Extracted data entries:
- - -
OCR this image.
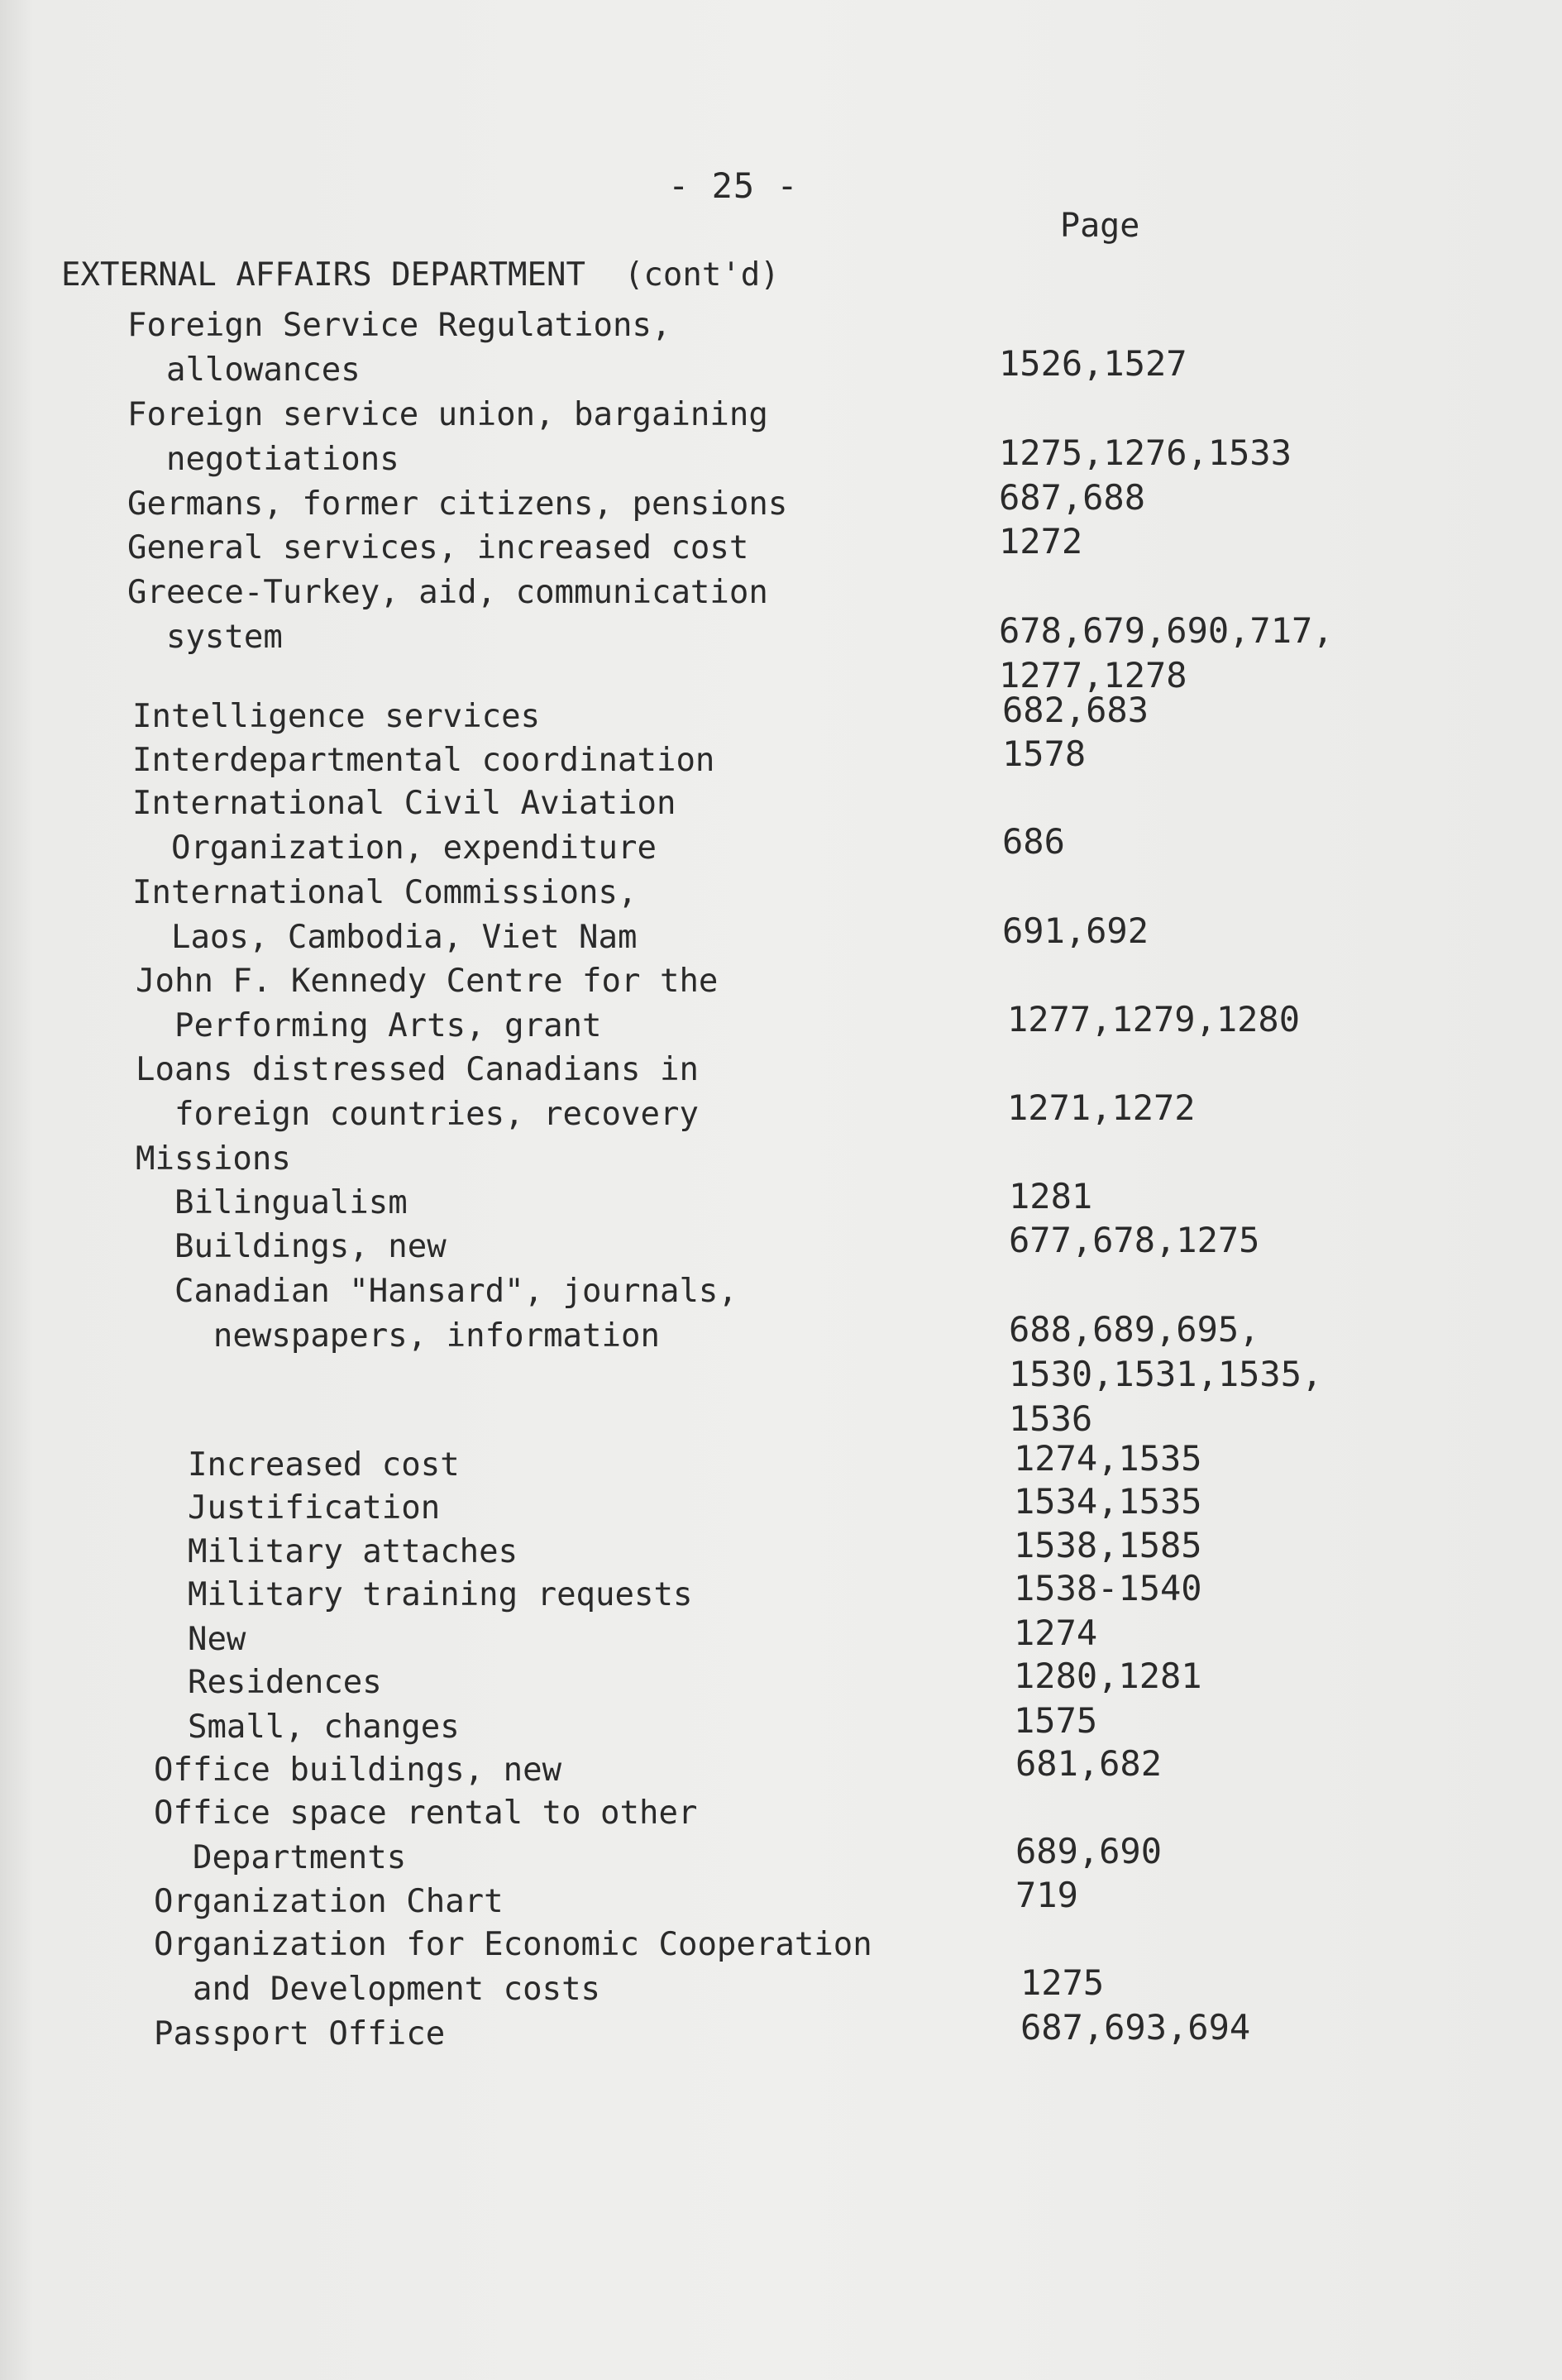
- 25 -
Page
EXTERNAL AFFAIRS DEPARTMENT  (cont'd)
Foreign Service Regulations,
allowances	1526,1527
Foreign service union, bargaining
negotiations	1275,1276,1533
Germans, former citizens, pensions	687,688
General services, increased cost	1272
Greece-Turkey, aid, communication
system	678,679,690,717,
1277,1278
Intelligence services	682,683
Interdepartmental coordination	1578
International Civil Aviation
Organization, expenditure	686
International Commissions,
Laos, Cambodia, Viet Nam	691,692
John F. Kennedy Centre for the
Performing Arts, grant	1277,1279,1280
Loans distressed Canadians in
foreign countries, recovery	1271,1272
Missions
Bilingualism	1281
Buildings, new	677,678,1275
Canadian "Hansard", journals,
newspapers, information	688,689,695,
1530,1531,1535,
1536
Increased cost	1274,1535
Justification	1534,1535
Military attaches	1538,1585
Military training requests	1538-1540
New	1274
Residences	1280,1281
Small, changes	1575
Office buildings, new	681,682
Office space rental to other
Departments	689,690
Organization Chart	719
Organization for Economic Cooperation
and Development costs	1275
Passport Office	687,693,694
- - -
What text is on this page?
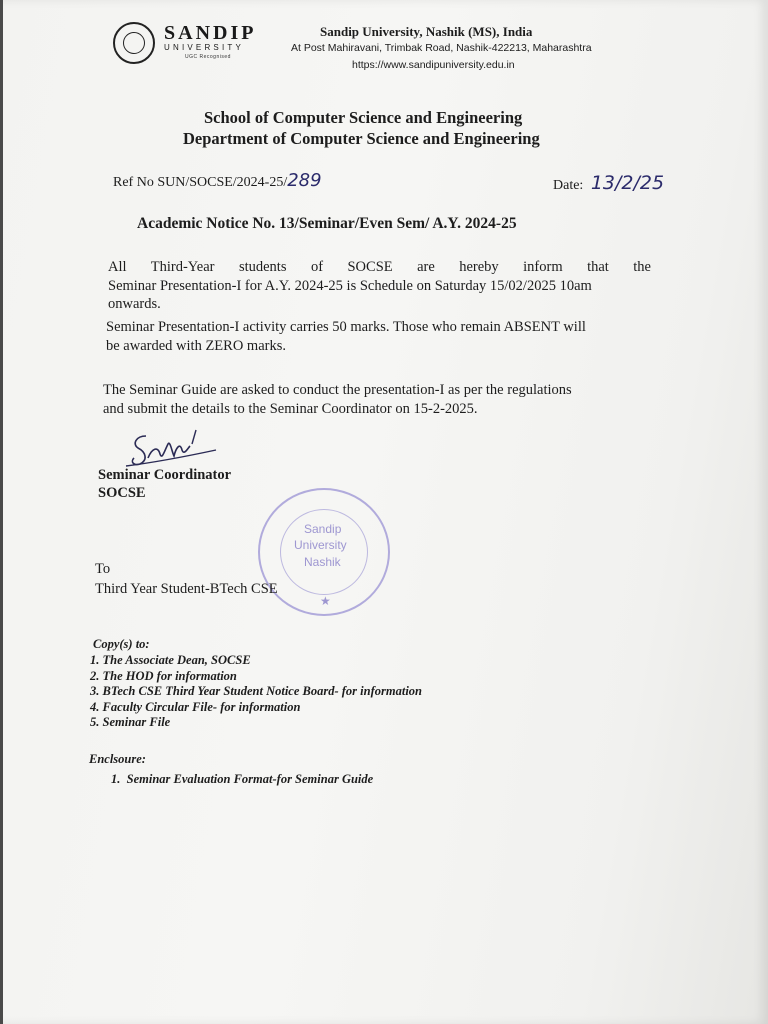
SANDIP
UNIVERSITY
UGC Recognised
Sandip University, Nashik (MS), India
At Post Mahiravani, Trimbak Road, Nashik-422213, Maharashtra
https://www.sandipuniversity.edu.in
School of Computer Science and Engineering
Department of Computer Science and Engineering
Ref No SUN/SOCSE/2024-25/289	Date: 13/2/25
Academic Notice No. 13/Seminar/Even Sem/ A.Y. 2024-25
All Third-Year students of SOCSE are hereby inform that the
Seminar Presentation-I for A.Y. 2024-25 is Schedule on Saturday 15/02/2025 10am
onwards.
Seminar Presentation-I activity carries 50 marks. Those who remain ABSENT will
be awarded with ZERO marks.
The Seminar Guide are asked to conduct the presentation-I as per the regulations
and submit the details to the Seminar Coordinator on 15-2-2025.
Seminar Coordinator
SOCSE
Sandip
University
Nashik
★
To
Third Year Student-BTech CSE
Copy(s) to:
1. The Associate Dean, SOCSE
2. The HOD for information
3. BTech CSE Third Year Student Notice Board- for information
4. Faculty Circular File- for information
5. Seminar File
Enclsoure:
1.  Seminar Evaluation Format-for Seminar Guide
- - -
Select every line in the material above where the string "Military" occurs, and copy it.

Military attaches	1538,1585
Military training requests	1538-1540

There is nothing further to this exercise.